» WRITTEN TASK: Copy all of the material exactly. Pictures are not to appear in the copy.

» DATA LINES:
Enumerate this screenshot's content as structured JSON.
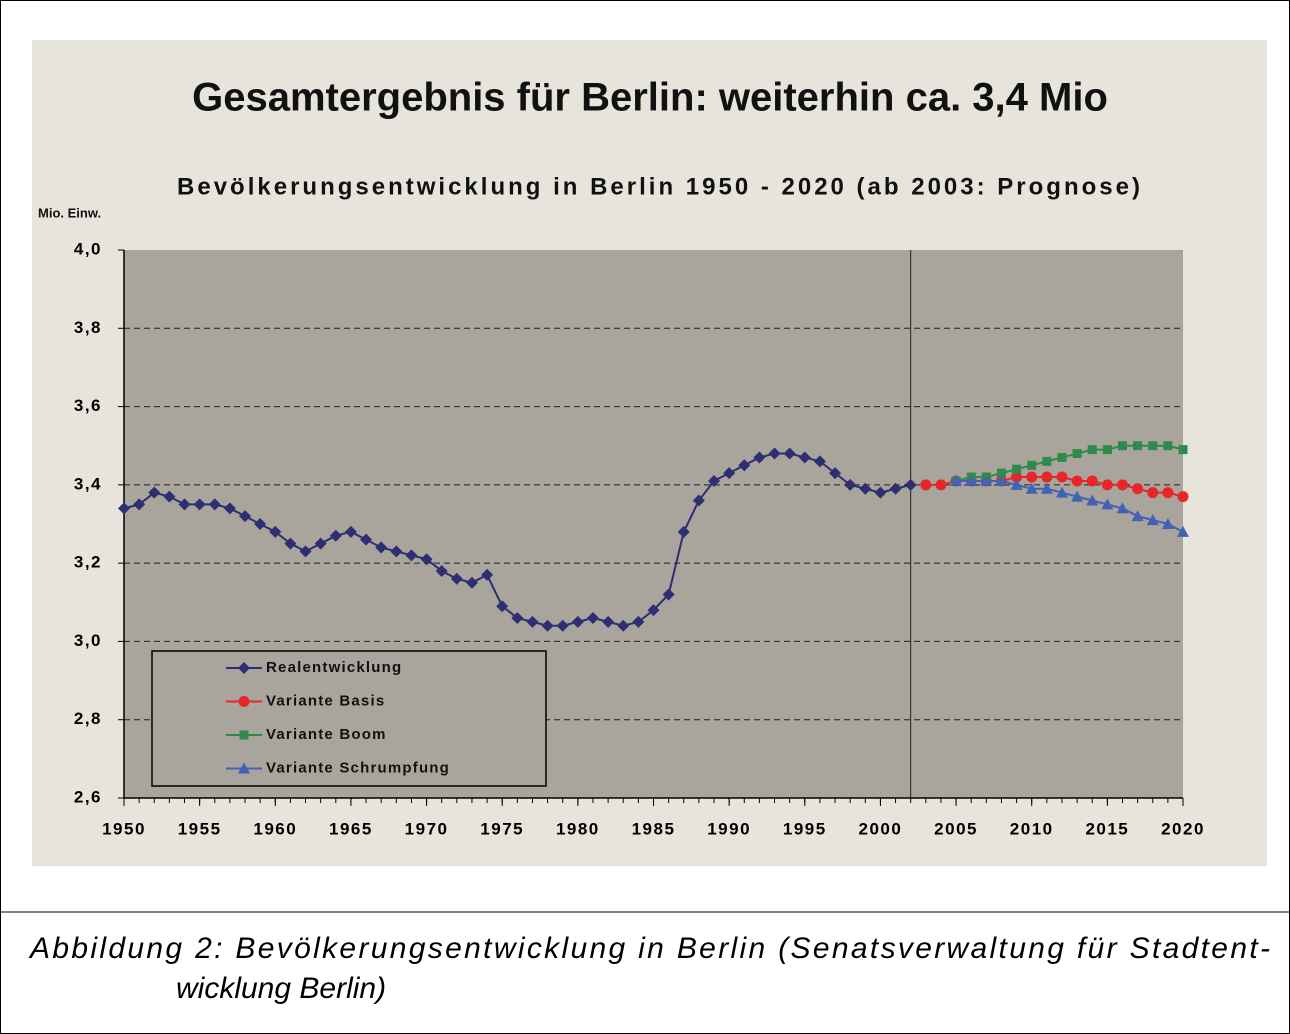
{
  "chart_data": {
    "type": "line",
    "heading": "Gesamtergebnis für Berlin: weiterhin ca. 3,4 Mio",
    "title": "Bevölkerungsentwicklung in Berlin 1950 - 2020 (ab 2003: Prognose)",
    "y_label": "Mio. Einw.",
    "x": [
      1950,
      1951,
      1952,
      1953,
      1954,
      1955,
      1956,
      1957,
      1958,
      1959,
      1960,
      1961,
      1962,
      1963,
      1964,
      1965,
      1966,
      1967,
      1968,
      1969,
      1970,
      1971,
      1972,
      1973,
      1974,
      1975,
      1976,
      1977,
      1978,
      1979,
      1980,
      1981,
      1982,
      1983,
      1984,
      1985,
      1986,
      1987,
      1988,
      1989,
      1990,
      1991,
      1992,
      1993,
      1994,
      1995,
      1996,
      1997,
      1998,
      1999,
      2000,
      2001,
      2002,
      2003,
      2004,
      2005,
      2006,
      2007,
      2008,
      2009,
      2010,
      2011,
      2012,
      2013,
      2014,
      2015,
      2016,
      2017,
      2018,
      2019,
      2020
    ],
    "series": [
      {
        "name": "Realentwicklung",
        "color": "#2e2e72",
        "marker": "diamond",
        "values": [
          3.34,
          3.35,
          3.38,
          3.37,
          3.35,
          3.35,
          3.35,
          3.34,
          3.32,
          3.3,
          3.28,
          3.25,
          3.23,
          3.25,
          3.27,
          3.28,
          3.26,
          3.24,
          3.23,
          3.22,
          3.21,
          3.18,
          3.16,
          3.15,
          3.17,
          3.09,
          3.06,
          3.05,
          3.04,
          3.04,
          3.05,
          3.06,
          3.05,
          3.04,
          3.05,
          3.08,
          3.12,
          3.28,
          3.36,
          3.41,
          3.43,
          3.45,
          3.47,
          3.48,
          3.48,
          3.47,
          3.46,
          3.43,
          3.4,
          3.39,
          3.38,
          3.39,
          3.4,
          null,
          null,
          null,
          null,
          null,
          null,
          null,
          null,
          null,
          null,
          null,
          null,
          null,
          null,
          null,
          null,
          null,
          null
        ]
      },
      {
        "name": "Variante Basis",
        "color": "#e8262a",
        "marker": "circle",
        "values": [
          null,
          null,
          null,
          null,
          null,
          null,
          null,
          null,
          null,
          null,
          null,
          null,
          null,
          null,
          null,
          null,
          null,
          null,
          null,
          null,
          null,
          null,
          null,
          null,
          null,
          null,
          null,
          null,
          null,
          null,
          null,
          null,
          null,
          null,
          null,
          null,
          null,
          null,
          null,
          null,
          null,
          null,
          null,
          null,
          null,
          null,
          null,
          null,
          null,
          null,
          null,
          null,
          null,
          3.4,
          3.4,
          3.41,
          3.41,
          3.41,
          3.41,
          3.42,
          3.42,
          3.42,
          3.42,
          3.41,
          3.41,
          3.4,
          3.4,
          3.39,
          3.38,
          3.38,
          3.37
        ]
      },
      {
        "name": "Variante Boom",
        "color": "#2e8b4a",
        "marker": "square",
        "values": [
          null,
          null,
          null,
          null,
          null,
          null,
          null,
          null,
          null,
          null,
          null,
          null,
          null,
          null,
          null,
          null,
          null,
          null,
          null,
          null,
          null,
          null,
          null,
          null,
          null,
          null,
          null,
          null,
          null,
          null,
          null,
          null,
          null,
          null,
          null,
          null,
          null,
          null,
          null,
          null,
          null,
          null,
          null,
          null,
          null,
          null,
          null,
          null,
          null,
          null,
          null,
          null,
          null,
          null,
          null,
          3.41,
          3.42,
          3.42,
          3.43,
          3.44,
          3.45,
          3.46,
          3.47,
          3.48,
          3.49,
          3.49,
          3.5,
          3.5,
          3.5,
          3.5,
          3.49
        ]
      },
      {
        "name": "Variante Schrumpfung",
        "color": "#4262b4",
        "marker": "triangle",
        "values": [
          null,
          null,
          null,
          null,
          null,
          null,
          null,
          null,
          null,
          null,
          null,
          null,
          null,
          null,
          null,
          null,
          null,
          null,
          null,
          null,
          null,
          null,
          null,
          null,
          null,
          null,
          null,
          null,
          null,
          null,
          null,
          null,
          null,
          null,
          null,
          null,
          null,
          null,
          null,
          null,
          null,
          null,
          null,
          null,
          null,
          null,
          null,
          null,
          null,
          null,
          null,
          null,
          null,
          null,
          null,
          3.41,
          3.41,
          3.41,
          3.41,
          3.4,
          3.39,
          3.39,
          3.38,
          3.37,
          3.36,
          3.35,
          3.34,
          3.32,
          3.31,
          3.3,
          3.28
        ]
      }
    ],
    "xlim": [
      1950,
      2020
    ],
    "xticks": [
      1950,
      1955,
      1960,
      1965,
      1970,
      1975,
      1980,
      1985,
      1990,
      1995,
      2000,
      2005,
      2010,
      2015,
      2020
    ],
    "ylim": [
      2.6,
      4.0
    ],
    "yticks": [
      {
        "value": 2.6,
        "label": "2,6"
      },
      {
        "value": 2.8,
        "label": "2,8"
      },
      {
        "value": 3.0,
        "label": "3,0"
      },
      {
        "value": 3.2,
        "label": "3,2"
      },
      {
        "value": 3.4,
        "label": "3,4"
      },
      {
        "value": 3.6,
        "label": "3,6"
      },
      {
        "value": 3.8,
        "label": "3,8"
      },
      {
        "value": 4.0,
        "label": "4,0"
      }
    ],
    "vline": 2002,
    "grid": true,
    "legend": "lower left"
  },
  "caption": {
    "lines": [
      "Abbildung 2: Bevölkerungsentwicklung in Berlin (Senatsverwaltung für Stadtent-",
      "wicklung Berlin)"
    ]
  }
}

» SOLUTION TO THIS EXERCISE:
Enumerate this screenshot's content as structured JSON.
{
  "chart_data": {
    "type": "line",
    "heading": "Gesamtergebnis für Berlin: weiterhin ca. 3,4 Mio",
    "title": "Bevölkerungsentwicklung in Berlin 1950 - 2020 (ab 2003: Prognose)",
    "y_label": "Mio. Einw.",
    "x": [
      1950,
      1951,
      1952,
      1953,
      1954,
      1955,
      1956,
      1957,
      1958,
      1959,
      1960,
      1961,
      1962,
      1963,
      1964,
      1965,
      1966,
      1967,
      1968,
      1969,
      1970,
      1971,
      1972,
      1973,
      1974,
      1975,
      1976,
      1977,
      1978,
      1979,
      1980,
      1981,
      1982,
      1983,
      1984,
      1985,
      1986,
      1987,
      1988,
      1989,
      1990,
      1991,
      1992,
      1993,
      1994,
      1995,
      1996,
      1997,
      1998,
      1999,
      2000,
      2001,
      2002,
      2003,
      2004,
      2005,
      2006,
      2007,
      2008,
      2009,
      2010,
      2011,
      2012,
      2013,
      2014,
      2015,
      2016,
      2017,
      2018,
      2019,
      2020
    ],
    "series": [
      {
        "name": "Realentwicklung",
        "color": "#2e2e72",
        "marker": "diamond",
        "values": [
          3.34,
          3.35,
          3.38,
          3.37,
          3.35,
          3.35,
          3.35,
          3.34,
          3.32,
          3.3,
          3.28,
          3.25,
          3.23,
          3.25,
          3.27,
          3.28,
          3.26,
          3.24,
          3.23,
          3.22,
          3.21,
          3.18,
          3.16,
          3.15,
          3.17,
          3.09,
          3.06,
          3.05,
          3.04,
          3.04,
          3.05,
          3.06,
          3.05,
          3.04,
          3.05,
          3.08,
          3.12,
          3.28,
          3.36,
          3.41,
          3.43,
          3.45,
          3.47,
          3.48,
          3.48,
          3.47,
          3.46,
          3.43,
          3.4,
          3.39,
          3.38,
          3.39,
          3.4,
          null,
          null,
          null,
          null,
          null,
          null,
          null,
          null,
          null,
          null,
          null,
          null,
          null,
          null,
          null,
          null,
          null,
          null
        ]
      },
      {
        "name": "Variante Basis",
        "color": "#e8262a",
        "marker": "circle",
        "values": [
          null,
          null,
          null,
          null,
          null,
          null,
          null,
          null,
          null,
          null,
          null,
          null,
          null,
          null,
          null,
          null,
          null,
          null,
          null,
          null,
          null,
          null,
          null,
          null,
          null,
          null,
          null,
          null,
          null,
          null,
          null,
          null,
          null,
          null,
          null,
          null,
          null,
          null,
          null,
          null,
          null,
          null,
          null,
          null,
          null,
          null,
          null,
          null,
          null,
          null,
          null,
          null,
          null,
          3.4,
          3.4,
          3.41,
          3.41,
          3.41,
          3.41,
          3.42,
          3.42,
          3.42,
          3.42,
          3.41,
          3.41,
          3.4,
          3.4,
          3.39,
          3.38,
          3.38,
          3.37
        ]
      },
      {
        "name": "Variante Boom",
        "color": "#2e8b4a",
        "marker": "square",
        "values": [
          null,
          null,
          null,
          null,
          null,
          null,
          null,
          null,
          null,
          null,
          null,
          null,
          null,
          null,
          null,
          null,
          null,
          null,
          null,
          null,
          null,
          null,
          null,
          null,
          null,
          null,
          null,
          null,
          null,
          null,
          null,
          null,
          null,
          null,
          null,
          null,
          null,
          null,
          null,
          null,
          null,
          null,
          null,
          null,
          null,
          null,
          null,
          null,
          null,
          null,
          null,
          null,
          null,
          null,
          null,
          3.41,
          3.42,
          3.42,
          3.43,
          3.44,
          3.45,
          3.46,
          3.47,
          3.48,
          3.49,
          3.49,
          3.5,
          3.5,
          3.5,
          3.5,
          3.49
        ]
      },
      {
        "name": "Variante Schrumpfung",
        "color": "#4262b4",
        "marker": "triangle",
        "values": [
          null,
          null,
          null,
          null,
          null,
          null,
          null,
          null,
          null,
          null,
          null,
          null,
          null,
          null,
          null,
          null,
          null,
          null,
          null,
          null,
          null,
          null,
          null,
          null,
          null,
          null,
          null,
          null,
          null,
          null,
          null,
          null,
          null,
          null,
          null,
          null,
          null,
          null,
          null,
          null,
          null,
          null,
          null,
          null,
          null,
          null,
          null,
          null,
          null,
          null,
          null,
          null,
          null,
          null,
          null,
          3.41,
          3.41,
          3.41,
          3.41,
          3.4,
          3.39,
          3.39,
          3.38,
          3.37,
          3.36,
          3.35,
          3.34,
          3.32,
          3.31,
          3.3,
          3.28
        ]
      }
    ],
    "xlim": [
      1950,
      2020
    ],
    "xticks": [
      1950,
      1955,
      1960,
      1965,
      1970,
      1975,
      1980,
      1985,
      1990,
      1995,
      2000,
      2005,
      2010,
      2015,
      2020
    ],
    "ylim": [
      2.6,
      4.0
    ],
    "yticks": [
      {
        "value": 2.6,
        "label": "2,6"
      },
      {
        "value": 2.8,
        "label": "2,8"
      },
      {
        "value": 3.0,
        "label": "3,0"
      },
      {
        "value": 3.2,
        "label": "3,2"
      },
      {
        "value": 3.4,
        "label": "3,4"
      },
      {
        "value": 3.6,
        "label": "3,6"
      },
      {
        "value": 3.8,
        "label": "3,8"
      },
      {
        "value": 4.0,
        "label": "4,0"
      }
    ],
    "vline": 2002,
    "grid": true,
    "legend": "lower left"
  },
  "caption": {
    "lines": [
      "Abbildung 2: Bevölkerungsentwicklung in Berlin (Senatsverwaltung für Stadtent-",
      "wicklung Berlin)"
    ]
  }
}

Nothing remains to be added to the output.